++++ Dataset extract ++++
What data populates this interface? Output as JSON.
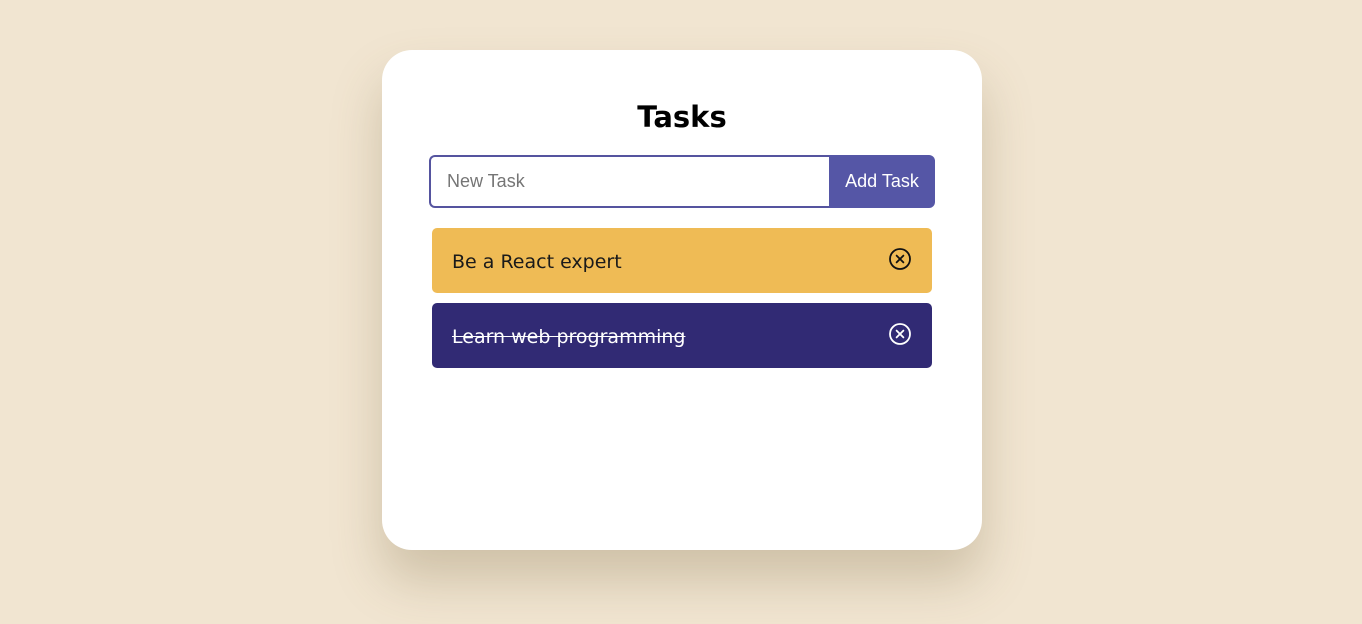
{
  "app": {
    "title": "Tasks"
  },
  "form": {
    "input_placeholder": "New Task",
    "input_value": "",
    "add_label": "Add Task"
  },
  "tasks": [
    {
      "label": "Be a React expert",
      "completed": false,
      "bg_color": "#efbb55",
      "text_color": "#1a1a1a",
      "icon": "close-circle-icon"
    },
    {
      "label": "Learn web programming",
      "completed": true,
      "bg_color": "#312a74",
      "text_color": "#ffffff",
      "icon": "close-circle-icon"
    }
  ],
  "colors": {
    "page_bg": "#f1e5d1",
    "card_bg": "#ffffff",
    "accent": "#5556a6"
  }
}
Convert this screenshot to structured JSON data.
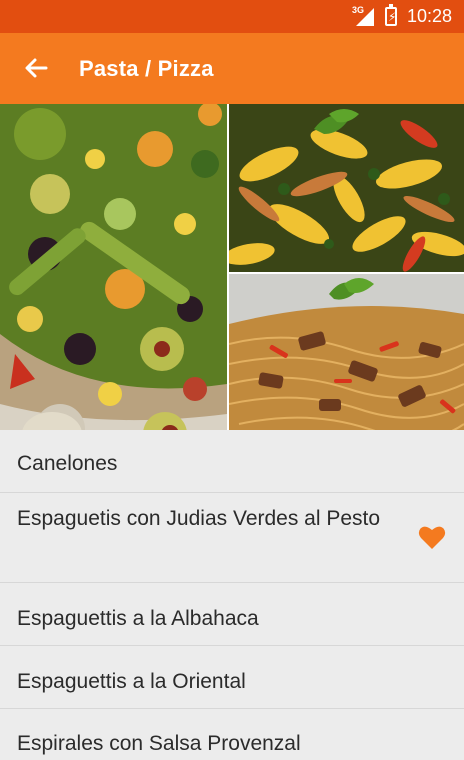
++++
### Exercise prompt
Leaving out the pictures, repeat the data above exactly.

### Completed exercise
What data populates this interface? Output as JSON.
{
  "app": {
    "title": "Tasks"
  },
  "form": {
    "input_placeholder": "New Task",
    "input_value": "",
    "add_label": "Add Task"
  },
  "tasks": [
    {
      "label": "Be a React expert",
      "completed": false,
      "bg_color": "#efbb55",
      "text_color": "#1a1a1a",
      "icon": "close-circle-icon"
    },
    {
      "label": "Learn web programming",
      "completed": true,
      "bg_color": "#312a74",
      "text_color": "#ffffff",
      "icon": "close-circle-icon"
    }
  ],
  "colors": {
    "page_bg": "#f1e5d1",
    "card_bg": "#ffffff",
    "accent": "#5556a6"
  }
}
Convert this screenshot to structured JSON data.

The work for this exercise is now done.